▸ **Page text**
--------------------------------

I realised the other day how long it’s been since I last reported on an Ian exploit, and believe me, it’s not because they suddenly stopped.
Intertwined with the everyday mundane are sequences of events that generally go un-noticed. Or perhaps they’re so frequent that it’s become so common place. Either way, there are special days where the exploit is so ginormous, it’s impossible to overlook or even justify. It makes life interesting. Or maybe it just makes grey hair.
[As a foreword, this home is a “new build”. Everything is new. We signed on it just as the inside was being completed. We didn’t have a choice in anything, the paint, carpet and laminate flooring, all the fixtures and doors were already planned. But despite that, I really like the house, even though we have lost some living space moving here.]
I think I can safely say, Ian has “christened” our new home. We won’t mention how he managed to remove the glass door from the front of my entertainment centre and break off the tiny attachment pieces, or how he spilled a huge blob of purple acrylic paint on my 6-month old carpet. We’ll keep quiet about how when he was playing with his Matchbox areoplane he let it “fly” and it careened into my double-glazed (paned) 8-day old window and spread a hairline crack across the length of it (goodbye $106).

--------------------------------

▸ **Document understanding data**
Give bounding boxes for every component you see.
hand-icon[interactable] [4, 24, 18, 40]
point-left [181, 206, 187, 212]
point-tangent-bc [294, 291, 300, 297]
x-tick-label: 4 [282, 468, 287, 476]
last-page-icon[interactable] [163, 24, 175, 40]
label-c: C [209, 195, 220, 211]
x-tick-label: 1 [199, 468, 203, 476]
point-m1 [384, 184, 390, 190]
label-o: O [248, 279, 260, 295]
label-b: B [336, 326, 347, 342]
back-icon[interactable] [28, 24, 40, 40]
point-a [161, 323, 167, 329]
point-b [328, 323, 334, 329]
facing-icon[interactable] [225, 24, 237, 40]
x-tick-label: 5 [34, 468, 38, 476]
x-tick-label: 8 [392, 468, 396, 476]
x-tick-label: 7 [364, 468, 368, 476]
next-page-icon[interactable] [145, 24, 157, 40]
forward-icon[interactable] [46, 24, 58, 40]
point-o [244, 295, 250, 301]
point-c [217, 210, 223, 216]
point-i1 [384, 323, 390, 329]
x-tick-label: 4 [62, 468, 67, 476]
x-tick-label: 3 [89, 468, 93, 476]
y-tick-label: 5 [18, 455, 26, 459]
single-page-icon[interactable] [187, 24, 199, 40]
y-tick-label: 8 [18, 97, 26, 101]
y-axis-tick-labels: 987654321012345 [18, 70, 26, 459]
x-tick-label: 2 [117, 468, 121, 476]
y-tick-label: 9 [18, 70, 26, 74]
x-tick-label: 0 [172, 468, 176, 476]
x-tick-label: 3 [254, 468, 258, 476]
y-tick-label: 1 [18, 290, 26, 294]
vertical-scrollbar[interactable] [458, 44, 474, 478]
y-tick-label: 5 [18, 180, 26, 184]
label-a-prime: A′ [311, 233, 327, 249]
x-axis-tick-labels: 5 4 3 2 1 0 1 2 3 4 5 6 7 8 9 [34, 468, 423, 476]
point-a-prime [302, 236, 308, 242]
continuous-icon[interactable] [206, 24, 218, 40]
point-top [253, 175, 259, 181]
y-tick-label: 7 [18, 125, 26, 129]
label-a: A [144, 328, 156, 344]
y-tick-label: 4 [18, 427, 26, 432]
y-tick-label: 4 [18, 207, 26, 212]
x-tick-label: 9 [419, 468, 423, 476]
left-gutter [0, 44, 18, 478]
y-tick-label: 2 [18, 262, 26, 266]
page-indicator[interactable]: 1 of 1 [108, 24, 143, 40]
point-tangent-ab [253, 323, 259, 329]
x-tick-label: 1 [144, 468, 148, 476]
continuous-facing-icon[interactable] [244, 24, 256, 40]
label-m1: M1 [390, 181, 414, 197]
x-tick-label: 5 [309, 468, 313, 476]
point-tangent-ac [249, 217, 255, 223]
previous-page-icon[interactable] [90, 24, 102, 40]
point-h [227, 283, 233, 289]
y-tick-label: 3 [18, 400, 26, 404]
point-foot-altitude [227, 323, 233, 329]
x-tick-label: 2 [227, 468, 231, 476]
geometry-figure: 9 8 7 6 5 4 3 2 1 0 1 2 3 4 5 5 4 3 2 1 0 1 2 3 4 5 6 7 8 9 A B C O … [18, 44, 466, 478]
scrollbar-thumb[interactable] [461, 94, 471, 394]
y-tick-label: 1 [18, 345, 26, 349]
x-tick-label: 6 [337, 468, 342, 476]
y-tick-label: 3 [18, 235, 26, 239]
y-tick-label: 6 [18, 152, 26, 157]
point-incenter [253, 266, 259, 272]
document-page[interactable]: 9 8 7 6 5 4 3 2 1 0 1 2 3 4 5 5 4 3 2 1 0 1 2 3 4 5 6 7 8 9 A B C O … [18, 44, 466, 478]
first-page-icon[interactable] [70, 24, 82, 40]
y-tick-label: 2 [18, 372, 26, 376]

--------------------------------

▸ **Assignment**
Reproduce the passage of the post about Ian's exploits in the new home verbatim, from "[As a foreword, this" to "it (goodbye $106).", inclusive.

▸ **Worked solution**
[As a foreword, this home is a “new build”. Everything is new. We signed on it just as the inside was being completed. We didn’t have a choice in anything, the paint, carpet and laminate flooring, all the fixtures and doors were already planned. But despite that, I really like the house, even though we have lost some living space moving here.]
I think I can safely say, Ian has “christened” our new home. We won’t mention how he managed to remove the glass door from the front of my entertainment centre and break off the tiny attachment pieces, or how he spilled a huge blob of purple acrylic paint on my 6-month old carpet. We’ll keep quiet about how when he was playing with his Matchbox areoplane he let it “fly” and it careened into my double-glazed (paned) 8-day old window and spread a hairline crack across the length of it (goodbye $106).